DIRECTION
The data must be returned in full and exactly as given.

=== RECORDS FOR PROCESSING ===

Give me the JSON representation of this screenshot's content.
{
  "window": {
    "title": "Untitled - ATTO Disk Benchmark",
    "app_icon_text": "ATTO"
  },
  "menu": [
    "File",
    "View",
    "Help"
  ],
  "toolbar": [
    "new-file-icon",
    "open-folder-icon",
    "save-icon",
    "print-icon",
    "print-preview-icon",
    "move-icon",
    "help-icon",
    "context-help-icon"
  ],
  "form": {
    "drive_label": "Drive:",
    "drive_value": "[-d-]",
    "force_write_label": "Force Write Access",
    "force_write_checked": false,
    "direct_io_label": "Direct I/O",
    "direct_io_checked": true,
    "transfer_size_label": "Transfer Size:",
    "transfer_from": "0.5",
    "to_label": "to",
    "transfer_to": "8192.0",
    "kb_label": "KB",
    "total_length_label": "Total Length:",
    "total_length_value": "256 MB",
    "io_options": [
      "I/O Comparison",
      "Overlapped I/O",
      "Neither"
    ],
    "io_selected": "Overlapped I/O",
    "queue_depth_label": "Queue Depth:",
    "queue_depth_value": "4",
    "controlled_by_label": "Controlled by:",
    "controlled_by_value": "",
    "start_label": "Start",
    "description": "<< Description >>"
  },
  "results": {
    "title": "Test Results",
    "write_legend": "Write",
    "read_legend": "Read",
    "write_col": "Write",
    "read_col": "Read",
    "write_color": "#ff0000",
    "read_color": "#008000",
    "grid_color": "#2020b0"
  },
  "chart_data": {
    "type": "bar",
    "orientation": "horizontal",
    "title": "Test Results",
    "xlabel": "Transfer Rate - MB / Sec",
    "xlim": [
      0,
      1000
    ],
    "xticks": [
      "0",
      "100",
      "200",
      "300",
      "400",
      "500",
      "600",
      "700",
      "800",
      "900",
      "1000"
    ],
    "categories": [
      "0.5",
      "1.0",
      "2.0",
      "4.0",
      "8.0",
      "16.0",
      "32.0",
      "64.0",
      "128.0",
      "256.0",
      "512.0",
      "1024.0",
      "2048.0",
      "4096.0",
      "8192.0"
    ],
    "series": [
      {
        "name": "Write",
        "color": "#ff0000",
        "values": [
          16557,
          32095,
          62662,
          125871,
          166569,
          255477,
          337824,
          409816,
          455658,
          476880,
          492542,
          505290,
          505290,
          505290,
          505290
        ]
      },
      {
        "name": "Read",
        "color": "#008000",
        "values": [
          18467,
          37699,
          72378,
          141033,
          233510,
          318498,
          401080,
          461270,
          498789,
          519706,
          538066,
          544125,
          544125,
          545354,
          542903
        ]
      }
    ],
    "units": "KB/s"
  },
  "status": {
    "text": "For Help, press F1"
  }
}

===

EXPECTED OUTPUT
Give me the JSON representation of this screenshot's content.
{
  "window": {
    "title": "Untitled - ATTO Disk Benchmark",
    "app_icon_text": "ATTO"
  },
  "menu": [
    "File",
    "View",
    "Help"
  ],
  "toolbar": [
    "new-file-icon",
    "open-folder-icon",
    "save-icon",
    "print-icon",
    "print-preview-icon",
    "move-icon",
    "help-icon",
    "context-help-icon"
  ],
  "form": {
    "drive_label": "Drive:",
    "drive_value": "[-d-]",
    "force_write_label": "Force Write Access",
    "force_write_checked": false,
    "direct_io_label": "Direct I/O",
    "direct_io_checked": true,
    "transfer_size_label": "Transfer Size:",
    "transfer_from": "0.5",
    "to_label": "to",
    "transfer_to": "8192.0",
    "kb_label": "KB",
    "total_length_label": "Total Length:",
    "total_length_value": "256 MB",
    "io_options": [
      "I/O Comparison",
      "Overlapped I/O",
      "Neither"
    ],
    "io_selected": "Overlapped I/O",
    "queue_depth_label": "Queue Depth:",
    "queue_depth_value": "4",
    "controlled_by_label": "Controlled by:",
    "controlled_by_value": "",
    "start_label": "Start",
    "description": "<< Description >>"
  },
  "results": {
    "title": "Test Results",
    "write_legend": "Write",
    "read_legend": "Read",
    "write_col": "Write",
    "read_col": "Read",
    "write_color": "#ff0000",
    "read_color": "#008000",
    "grid_color": "#2020b0"
  },
  "chart_data": {
    "type": "bar",
    "orientation": "horizontal",
    "title": "Test Results",
    "xlabel": "Transfer Rate - MB / Sec",
    "xlim": [
      0,
      1000
    ],
    "xticks": [
      "0",
      "100",
      "200",
      "300",
      "400",
      "500",
      "600",
      "700",
      "800",
      "900",
      "1000"
    ],
    "categories": [
      "0.5",
      "1.0",
      "2.0",
      "4.0",
      "8.0",
      "16.0",
      "32.0",
      "64.0",
      "128.0",
      "256.0",
      "512.0",
      "1024.0",
      "2048.0",
      "4096.0",
      "8192.0"
    ],
    "series": [
      {
        "name": "Write",
        "color": "#ff0000",
        "values": [
          16557,
          32095,
          62662,
          125871,
          166569,
          255477,
          337824,
          409816,
          455658,
          476880,
          492542,
          505290,
          505290,
          505290,
          505290
        ]
      },
      {
        "name": "Read",
        "color": "#008000",
        "values": [
          18467,
          37699,
          72378,
          141033,
          233510,
          318498,
          401080,
          461270,
          498789,
          519706,
          538066,
          544125,
          544125,
          545354,
          542903
        ]
      }
    ],
    "units": "KB/s"
  },
  "status": {
    "text": "For Help, press F1"
  }
}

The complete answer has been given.